(Job) Transcribe the material exactly. Images do not belong in the copy.

-=-=-

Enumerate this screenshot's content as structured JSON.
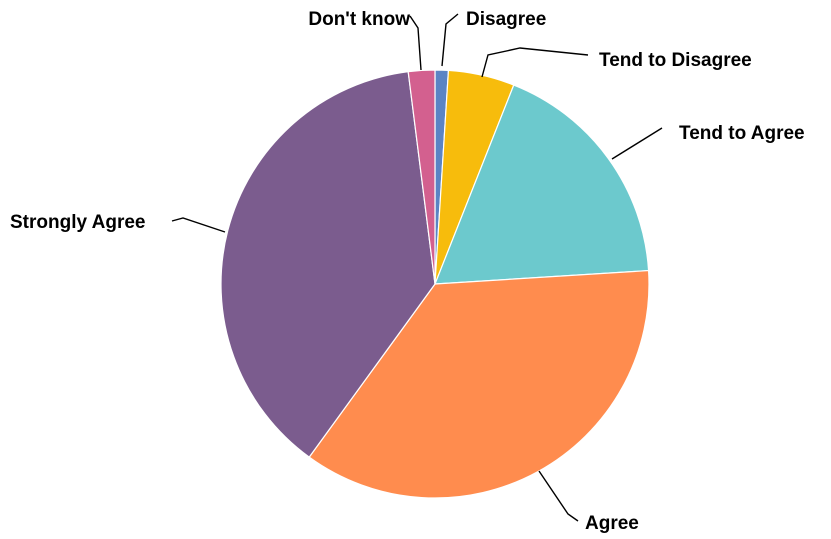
{
  "chart_data": {
    "type": "pie",
    "title": "",
    "categories": [
      "Disagree",
      "Tend to Disagree",
      "Tend to Agree",
      "Agree",
      "Strongly Agree",
      "Don't know"
    ],
    "values": [
      1,
      5,
      18,
      36,
      38,
      2
    ],
    "colors": [
      "#5B84C4",
      "#F7BC0C",
      "#6CC9CD",
      "#FF8C4E",
      "#7B5C8E",
      "#D3608F"
    ],
    "start_angle_deg": 0,
    "direction": "clockwise",
    "labels_shown": "category names",
    "legend": "none"
  }
}
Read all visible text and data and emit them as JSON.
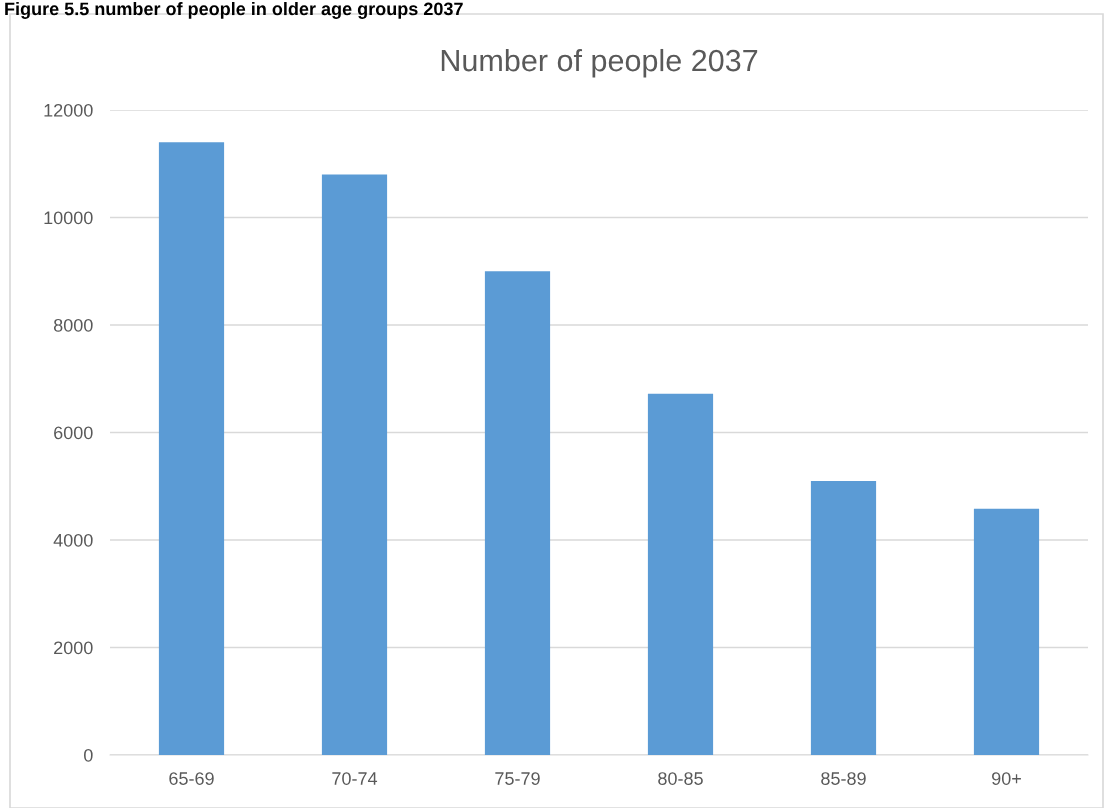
{
  "chart_data": {
    "type": "bar",
    "title": "Number of people 2037",
    "annotations": [
      "Figure 5.5 number of people in older age groups 2037"
    ],
    "categories": [
      "65-69",
      "70-74",
      "75-79",
      "80-85",
      "85-89",
      "90+"
    ],
    "values": [
      11400,
      10800,
      9000,
      6720,
      5100,
      4580
    ],
    "color": "#5b9bd5",
    "ylim": [
      0,
      12000
    ],
    "yticks": [
      0,
      2000,
      4000,
      6000,
      8000,
      10000,
      12000
    ],
    "grid": "y"
  }
}
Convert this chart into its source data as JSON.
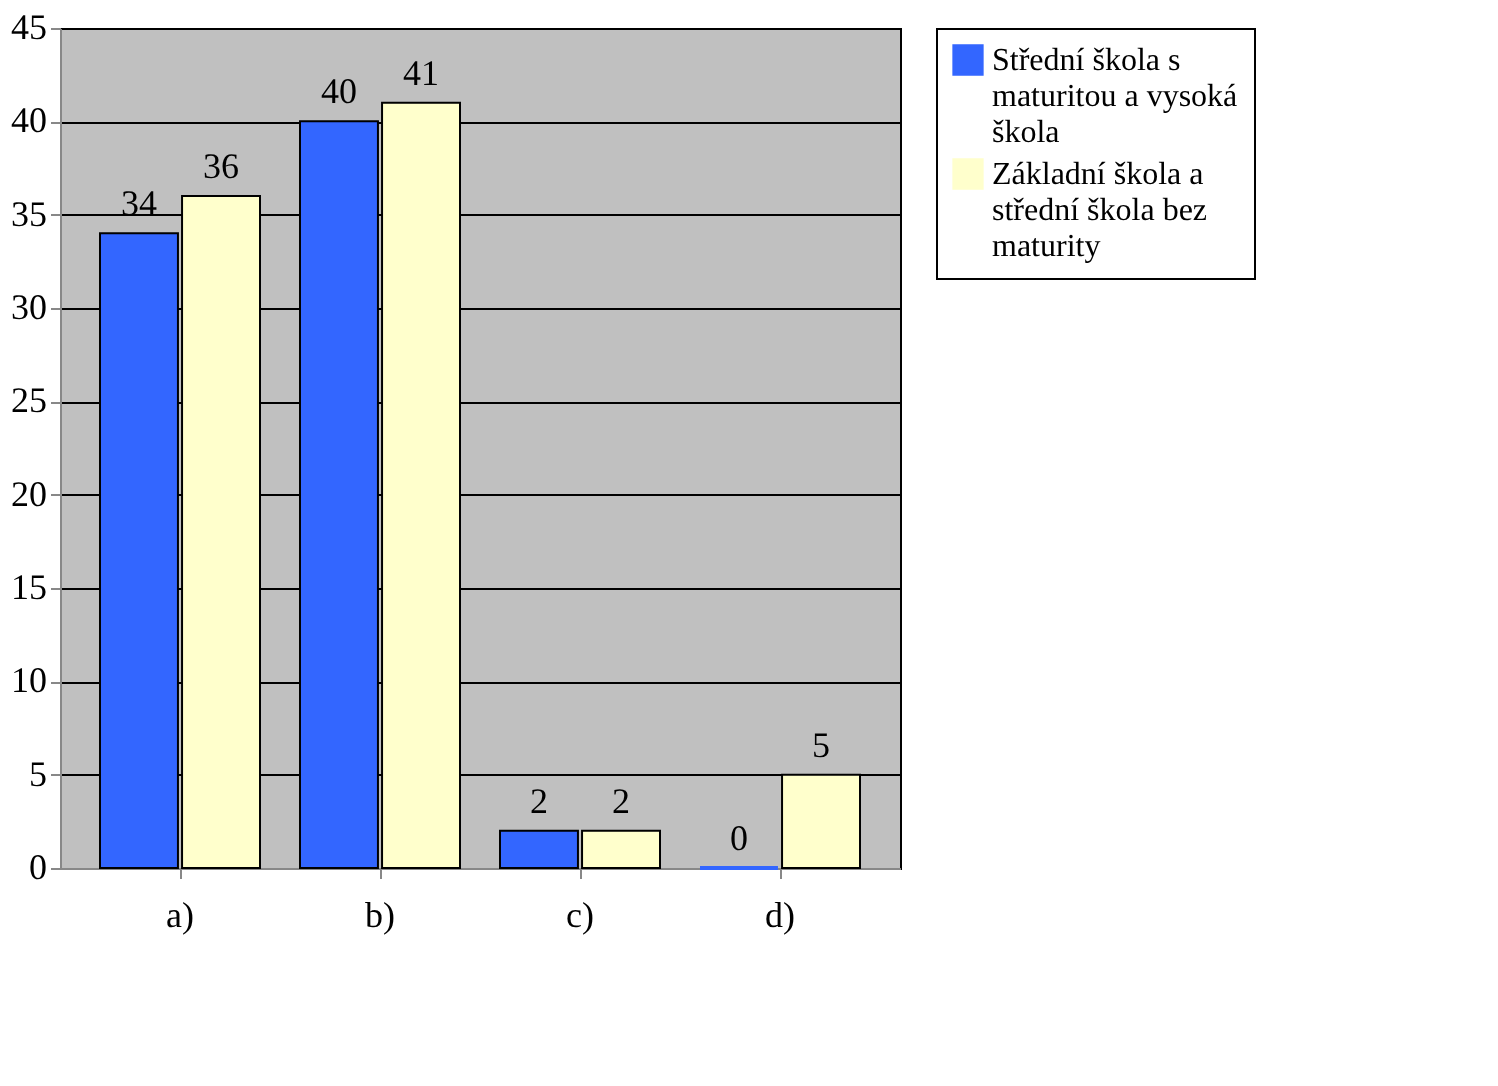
{
  "chart_data": {
    "type": "bar",
    "categories": [
      "a)",
      "b)",
      "c)",
      "d)"
    ],
    "series": [
      {
        "name": "Střední škola s maturitou a vysoká škola",
        "color": "#3366ff",
        "values": [
          34,
          40,
          2,
          0
        ]
      },
      {
        "name": "Základní škola a střední škola bez maturity",
        "color": "#ffffcc",
        "values": [
          36,
          41,
          2,
          5
        ]
      }
    ],
    "ylim": [
      0,
      45
    ],
    "yticks": [
      0,
      5,
      10,
      15,
      20,
      25,
      30,
      35,
      40,
      45
    ],
    "grid": "y",
    "legend": "right",
    "data_labels": true
  }
}
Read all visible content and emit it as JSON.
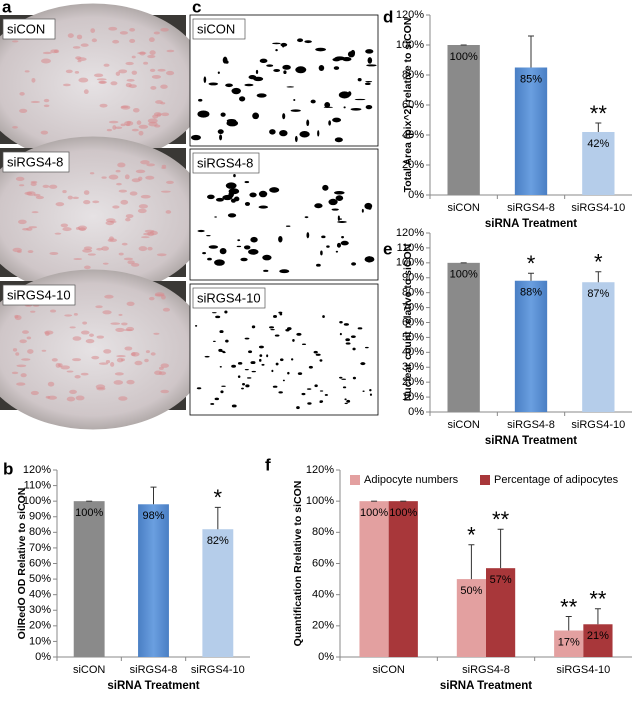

-=-=-

(Written response)
Enumerate this screenshot's content as structured JSON.
{
  "chart_data": {
    "type": "pie",
    "title": "",
    "categories": [
      "Disagree",
      "Tend to Disagree",
      "Tend to Agree",
      "Agree",
      "Strongly Agree",
      "Don't know"
    ],
    "values": [
      1,
      5,
      18,
      36,
      38,
      2
    ],
    "colors": [
      "#5B84C4",
      "#F7BC0C",
      "#6CC9CD",
      "#FF8C4E",
      "#7B5C8E",
      "#D3608F"
    ],
    "start_angle_deg": 0,
    "direction": "clockwise",
    "labels_shown": "category names",
    "legend": "none"
  }
}
Read all visible text and data and emit them as JSON.
{
  "chart_data": {
    "type": "bar",
    "title": "Number of people 2037",
    "annotations": [
      "Figure 5.5 number of people in older age groups 2037"
    ],
    "categories": [
      "65-69",
      "70-74",
      "75-79",
      "80-85",
      "85-89",
      "90+"
    ],
    "values": [
      11400,
      10800,
      9000,
      6720,
      5100,
      4580
    ],
    "color": "#5b9bd5",
    "ylim": [
      0,
      12000
    ],
    "yticks": [
      0,
      2000,
      4000,
      6000,
      8000,
      10000,
      12000
    ],
    "grid": "y"
  }
}
Convert this chart into its source data as JSON.
{
  "chart_data": {
    "type": "bar",
    "categories": [
      "a)",
      "b)",
      "c)",
      "d)"
    ],
    "series": [
      {
        "name": "Střední škola s maturitou a vysoká škola",
        "color": "#3366ff",
        "values": [
          34,
          40,
          2,
          0
        ]
      },
      {
        "name": "Základní škola a střední škola bez maturity",
        "color": "#ffffcc",
        "values": [
          36,
          41,
          2,
          5
        ]
      }
    ],
    "ylim": [
      0,
      45
    ],
    "yticks": [
      0,
      5,
      10,
      15,
      20,
      25,
      30,
      35,
      40,
      45
    ],
    "grid": "y",
    "legend": "right",
    "data_labels": true
  }
}
Read all visible content and emit it as JSON.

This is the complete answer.